*What to do*: Reproduce each of the lines word for word.

======== Exercise material

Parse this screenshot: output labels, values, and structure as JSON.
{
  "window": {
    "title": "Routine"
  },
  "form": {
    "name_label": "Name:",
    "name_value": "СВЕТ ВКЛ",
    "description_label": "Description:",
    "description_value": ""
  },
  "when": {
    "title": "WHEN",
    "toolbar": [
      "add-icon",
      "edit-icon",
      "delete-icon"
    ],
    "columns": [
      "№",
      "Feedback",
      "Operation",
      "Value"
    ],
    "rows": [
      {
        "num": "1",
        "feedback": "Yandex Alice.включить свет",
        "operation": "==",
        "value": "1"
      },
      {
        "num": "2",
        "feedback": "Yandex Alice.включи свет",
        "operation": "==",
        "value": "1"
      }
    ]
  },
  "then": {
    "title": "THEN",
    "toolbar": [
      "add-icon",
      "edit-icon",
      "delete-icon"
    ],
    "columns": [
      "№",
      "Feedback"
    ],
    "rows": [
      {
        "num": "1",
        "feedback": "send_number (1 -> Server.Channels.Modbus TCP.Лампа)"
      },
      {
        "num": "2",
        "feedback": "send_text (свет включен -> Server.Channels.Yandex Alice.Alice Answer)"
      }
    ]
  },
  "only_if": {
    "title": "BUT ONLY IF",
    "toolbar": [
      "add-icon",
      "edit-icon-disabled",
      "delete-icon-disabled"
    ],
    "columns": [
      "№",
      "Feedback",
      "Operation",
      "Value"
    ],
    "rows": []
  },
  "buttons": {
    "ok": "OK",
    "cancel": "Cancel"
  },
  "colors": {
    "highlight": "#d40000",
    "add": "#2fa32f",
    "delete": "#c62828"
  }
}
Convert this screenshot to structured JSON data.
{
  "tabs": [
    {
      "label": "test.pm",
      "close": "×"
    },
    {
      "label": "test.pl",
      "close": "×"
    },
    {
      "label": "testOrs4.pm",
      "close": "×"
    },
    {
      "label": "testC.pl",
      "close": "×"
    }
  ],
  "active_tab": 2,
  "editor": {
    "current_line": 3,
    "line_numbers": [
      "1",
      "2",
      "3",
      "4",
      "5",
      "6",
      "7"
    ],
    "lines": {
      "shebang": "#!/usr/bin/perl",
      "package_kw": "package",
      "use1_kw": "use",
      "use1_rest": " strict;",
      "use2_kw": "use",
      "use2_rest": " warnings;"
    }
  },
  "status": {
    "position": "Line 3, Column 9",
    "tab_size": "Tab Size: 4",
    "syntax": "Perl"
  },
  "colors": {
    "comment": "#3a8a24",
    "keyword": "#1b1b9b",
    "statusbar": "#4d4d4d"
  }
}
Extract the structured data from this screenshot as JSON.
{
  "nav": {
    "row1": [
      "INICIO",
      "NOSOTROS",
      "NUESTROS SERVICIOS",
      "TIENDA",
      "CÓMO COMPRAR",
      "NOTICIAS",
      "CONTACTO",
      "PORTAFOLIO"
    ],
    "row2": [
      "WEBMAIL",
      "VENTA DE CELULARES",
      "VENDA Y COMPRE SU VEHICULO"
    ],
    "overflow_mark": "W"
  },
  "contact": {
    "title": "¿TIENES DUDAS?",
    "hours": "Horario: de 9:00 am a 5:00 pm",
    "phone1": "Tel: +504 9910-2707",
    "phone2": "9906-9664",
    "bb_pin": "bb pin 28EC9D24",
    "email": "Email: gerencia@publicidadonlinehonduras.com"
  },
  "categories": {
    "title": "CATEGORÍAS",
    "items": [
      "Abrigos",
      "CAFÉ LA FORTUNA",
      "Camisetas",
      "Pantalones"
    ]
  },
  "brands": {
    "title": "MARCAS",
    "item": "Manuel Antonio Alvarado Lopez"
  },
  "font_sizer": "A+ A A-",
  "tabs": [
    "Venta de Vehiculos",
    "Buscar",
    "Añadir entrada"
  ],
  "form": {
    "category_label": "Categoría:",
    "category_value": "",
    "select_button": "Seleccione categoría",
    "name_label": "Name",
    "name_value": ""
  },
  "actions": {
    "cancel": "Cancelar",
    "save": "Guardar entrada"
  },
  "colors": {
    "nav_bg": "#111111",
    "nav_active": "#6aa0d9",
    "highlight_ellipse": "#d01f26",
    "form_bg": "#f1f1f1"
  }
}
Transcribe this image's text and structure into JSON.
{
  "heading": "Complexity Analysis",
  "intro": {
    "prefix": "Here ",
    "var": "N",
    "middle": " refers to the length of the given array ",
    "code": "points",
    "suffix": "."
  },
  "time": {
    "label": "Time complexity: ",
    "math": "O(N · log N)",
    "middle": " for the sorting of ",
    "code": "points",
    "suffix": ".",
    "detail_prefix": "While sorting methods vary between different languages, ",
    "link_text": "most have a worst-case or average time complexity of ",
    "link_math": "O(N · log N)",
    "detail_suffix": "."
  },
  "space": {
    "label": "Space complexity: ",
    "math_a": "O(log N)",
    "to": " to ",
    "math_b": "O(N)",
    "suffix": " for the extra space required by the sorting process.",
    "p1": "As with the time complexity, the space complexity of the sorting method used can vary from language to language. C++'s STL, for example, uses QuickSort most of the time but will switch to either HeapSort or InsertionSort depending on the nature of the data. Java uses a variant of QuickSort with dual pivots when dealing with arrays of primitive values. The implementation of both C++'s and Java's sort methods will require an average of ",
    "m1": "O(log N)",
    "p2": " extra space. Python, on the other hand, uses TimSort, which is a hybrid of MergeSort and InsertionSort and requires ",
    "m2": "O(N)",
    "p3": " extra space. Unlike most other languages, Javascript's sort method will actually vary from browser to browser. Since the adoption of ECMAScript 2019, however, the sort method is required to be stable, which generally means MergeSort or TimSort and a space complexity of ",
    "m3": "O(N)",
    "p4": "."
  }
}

================

*Complete answer*:
Parse this screenshot: output labels, values, and structure as JSON.
{
  "window": {
    "title": "Routine"
  },
  "form": {
    "name_label": "Name:",
    "name_value": "СВЕТ ВКЛ",
    "description_label": "Description:",
    "description_value": ""
  },
  "when": {
    "title": "WHEN",
    "toolbar": [
      "add-icon",
      "edit-icon",
      "delete-icon"
    ],
    "columns": [
      "№",
      "Feedback",
      "Operation",
      "Value"
    ],
    "rows": [
      {
        "num": "1",
        "feedback": "Yandex Alice.включить свет",
        "operation": "==",
        "value": "1"
      },
      {
        "num": "2",
        "feedback": "Yandex Alice.включи свет",
        "operation": "==",
        "value": "1"
      }
    ]
  },
  "then": {
    "title": "THEN",
    "toolbar": [
      "add-icon",
      "edit-icon",
      "delete-icon"
    ],
    "columns": [
      "№",
      "Feedback"
    ],
    "rows": [
      {
        "num": "1",
        "feedback": "send_number (1 -> Server.Channels.Modbus TCP.Лампа)"
      },
      {
        "num": "2",
        "feedback": "send_text (свет включен -> Server.Channels.Yandex Alice.Alice Answer)"
      }
    ]
  },
  "only_if": {
    "title": "BUT ONLY IF",
    "toolbar": [
      "add-icon",
      "edit-icon-disabled",
      "delete-icon-disabled"
    ],
    "columns": [
      "№",
      "Feedback",
      "Operation",
      "Value"
    ],
    "rows": []
  },
  "buttons": {
    "ok": "OK",
    "cancel": "Cancel"
  },
  "colors": {
    "highlight": "#d40000",
    "add": "#2fa32f",
    "delete": "#c62828"
  }
}
Convert this screenshot to structured JSON data.
{
  "tabs": [
    {
      "label": "test.pm",
      "close": "×"
    },
    {
      "label": "test.pl",
      "close": "×"
    },
    {
      "label": "testOrs4.pm",
      "close": "×"
    },
    {
      "label": "testC.pl",
      "close": "×"
    }
  ],
  "active_tab": 2,
  "editor": {
    "current_line": 3,
    "line_numbers": [
      "1",
      "2",
      "3",
      "4",
      "5",
      "6",
      "7"
    ],
    "lines": {
      "shebang": "#!/usr/bin/perl",
      "package_kw": "package",
      "use1_kw": "use",
      "use1_rest": " strict;",
      "use2_kw": "use",
      "use2_rest": " warnings;"
    }
  },
  "status": {
    "position": "Line 3, Column 9",
    "tab_size": "Tab Size: 4",
    "syntax": "Perl"
  },
  "colors": {
    "comment": "#3a8a24",
    "keyword": "#1b1b9b",
    "statusbar": "#4d4d4d"
  }
}
Extract the structured data from this screenshot as JSON.
{
  "nav": {
    "row1": [
      "INICIO",
      "NOSOTROS",
      "NUESTROS SERVICIOS",
      "TIENDA",
      "CÓMO COMPRAR",
      "NOTICIAS",
      "CONTACTO",
      "PORTAFOLIO"
    ],
    "row2": [
      "WEBMAIL",
      "VENTA DE CELULARES",
      "VENDA Y COMPRE SU VEHICULO"
    ],
    "overflow_mark": "W"
  },
  "contact": {
    "title": "¿TIENES DUDAS?",
    "hours": "Horario: de 9:00 am a 5:00 pm",
    "phone1": "Tel: +504 9910-2707",
    "phone2": "9906-9664",
    "bb_pin": "bb pin 28EC9D24",
    "email": "Email: gerencia@publicidadonlinehonduras.com"
  },
  "categories": {
    "title": "CATEGORÍAS",
    "items": [
      "Abrigos",
      "CAFÉ LA FORTUNA",
      "Camisetas",
      "Pantalones"
    ]
  },
  "brands": {
    "title": "MARCAS",
    "item": "Manuel Antonio Alvarado Lopez"
  },
  "font_sizer": "A+ A A-",
  "tabs": [
    "Venta de Vehiculos",
    "Buscar",
    "Añadir entrada"
  ],
  "form": {
    "category_label": "Categoría:",
    "category_value": "",
    "select_button": "Seleccione categoría",
    "name_label": "Name",
    "name_value": ""
  },
  "actions": {
    "cancel": "Cancelar",
    "save": "Guardar entrada"
  },
  "colors": {
    "nav_bg": "#111111",
    "nav_active": "#6aa0d9",
    "highlight_ellipse": "#d01f26",
    "form_bg": "#f1f1f1"
  }
}
Transcribe this image's text and structure into JSON.
{
  "heading": "Complexity Analysis",
  "intro": {
    "prefix": "Here ",
    "var": "N",
    "middle": " refers to the length of the given array ",
    "code": "points",
    "suffix": "."
  },
  "time": {
    "label": "Time complexity: ",
    "math": "O(N · log N)",
    "middle": " for the sorting of ",
    "code": "points",
    "suffix": ".",
    "detail_prefix": "While sorting methods vary between different languages, ",
    "link_text": "most have a worst-case or average time complexity of ",
    "link_math": "O(N · log N)",
    "detail_suffix": "."
  },
  "space": {
    "label": "Space complexity: ",
    "math_a": "O(log N)",
    "to": " to ",
    "math_b": "O(N)",
    "suffix": " for the extra space required by the sorting process.",
    "p1": "As with the time complexity, the space complexity of the sorting method used can vary from language to language. C++'s STL, for example, uses QuickSort most of the time but will switch to either HeapSort or InsertionSort depending on the nature of the data. Java uses a variant of QuickSort with dual pivots when dealing with arrays of primitive values. The implementation of both C++'s and Java's sort methods will require an average of ",
    "m1": "O(log N)",
    "p2": " extra space. Python, on the other hand, uses TimSort, which is a hybrid of MergeSort and InsertionSort and requires ",
    "m2": "O(N)",
    "p3": " extra space. Unlike most other languages, Javascript's sort method will actually vary from browser to browser. Since the adoption of ECMAScript 2019, however, the sort method is required to be stable, which generally means MergeSort or TimSort and a space complexity of ",
    "m3": "O(N)",
    "p4": "."
  }
}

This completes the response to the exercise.